▶ Written exercise: Locate every line that holds the string "https" and copy it.

▶ Given information:
----

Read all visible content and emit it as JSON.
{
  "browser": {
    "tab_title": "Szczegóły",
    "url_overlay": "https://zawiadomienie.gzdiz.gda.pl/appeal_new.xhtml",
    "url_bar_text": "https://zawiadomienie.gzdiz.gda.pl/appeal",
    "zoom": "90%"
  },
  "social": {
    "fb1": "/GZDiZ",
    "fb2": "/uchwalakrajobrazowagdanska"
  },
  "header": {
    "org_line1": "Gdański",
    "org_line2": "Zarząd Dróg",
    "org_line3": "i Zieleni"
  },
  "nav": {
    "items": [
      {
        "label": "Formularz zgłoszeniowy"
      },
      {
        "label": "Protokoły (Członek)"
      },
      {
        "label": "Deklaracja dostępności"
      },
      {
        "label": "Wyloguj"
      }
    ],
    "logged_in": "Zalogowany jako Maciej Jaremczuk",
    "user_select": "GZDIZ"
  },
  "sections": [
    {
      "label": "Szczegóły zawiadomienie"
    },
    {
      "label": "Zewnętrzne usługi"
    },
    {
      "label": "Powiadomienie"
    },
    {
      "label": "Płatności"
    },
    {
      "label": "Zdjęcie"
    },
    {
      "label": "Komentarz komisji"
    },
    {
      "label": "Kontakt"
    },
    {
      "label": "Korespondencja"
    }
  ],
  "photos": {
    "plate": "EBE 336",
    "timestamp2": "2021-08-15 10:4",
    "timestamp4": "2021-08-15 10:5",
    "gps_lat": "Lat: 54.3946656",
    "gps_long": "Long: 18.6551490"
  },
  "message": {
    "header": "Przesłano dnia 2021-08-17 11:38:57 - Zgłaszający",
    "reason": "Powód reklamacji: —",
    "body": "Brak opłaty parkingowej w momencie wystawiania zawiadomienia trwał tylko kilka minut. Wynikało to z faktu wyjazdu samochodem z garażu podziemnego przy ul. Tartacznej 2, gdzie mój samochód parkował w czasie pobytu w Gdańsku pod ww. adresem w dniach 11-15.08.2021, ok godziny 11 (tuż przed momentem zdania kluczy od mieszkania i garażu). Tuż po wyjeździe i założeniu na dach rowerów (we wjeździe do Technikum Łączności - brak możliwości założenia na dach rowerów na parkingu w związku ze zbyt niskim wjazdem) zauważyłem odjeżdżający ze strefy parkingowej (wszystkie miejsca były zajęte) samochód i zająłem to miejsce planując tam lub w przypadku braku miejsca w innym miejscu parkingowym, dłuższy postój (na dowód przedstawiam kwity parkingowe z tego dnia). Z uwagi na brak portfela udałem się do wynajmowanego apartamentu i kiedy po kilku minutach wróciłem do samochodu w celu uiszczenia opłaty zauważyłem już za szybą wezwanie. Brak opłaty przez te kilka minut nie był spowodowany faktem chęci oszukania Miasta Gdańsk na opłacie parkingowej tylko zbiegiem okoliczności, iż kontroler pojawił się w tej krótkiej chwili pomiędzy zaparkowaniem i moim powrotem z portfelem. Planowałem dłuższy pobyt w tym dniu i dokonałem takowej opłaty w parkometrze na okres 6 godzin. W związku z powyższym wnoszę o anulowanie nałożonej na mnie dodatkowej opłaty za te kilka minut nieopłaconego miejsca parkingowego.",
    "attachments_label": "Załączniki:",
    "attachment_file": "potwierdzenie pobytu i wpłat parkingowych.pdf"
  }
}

----

▶ The output:
    "url_overlay": "https://zawiadomienie.gzdiz.gda.pl/appeal_new.xhtml",
    "url_bar_text": "https://zawiadomienie.gzdiz.gda.pl/appeal",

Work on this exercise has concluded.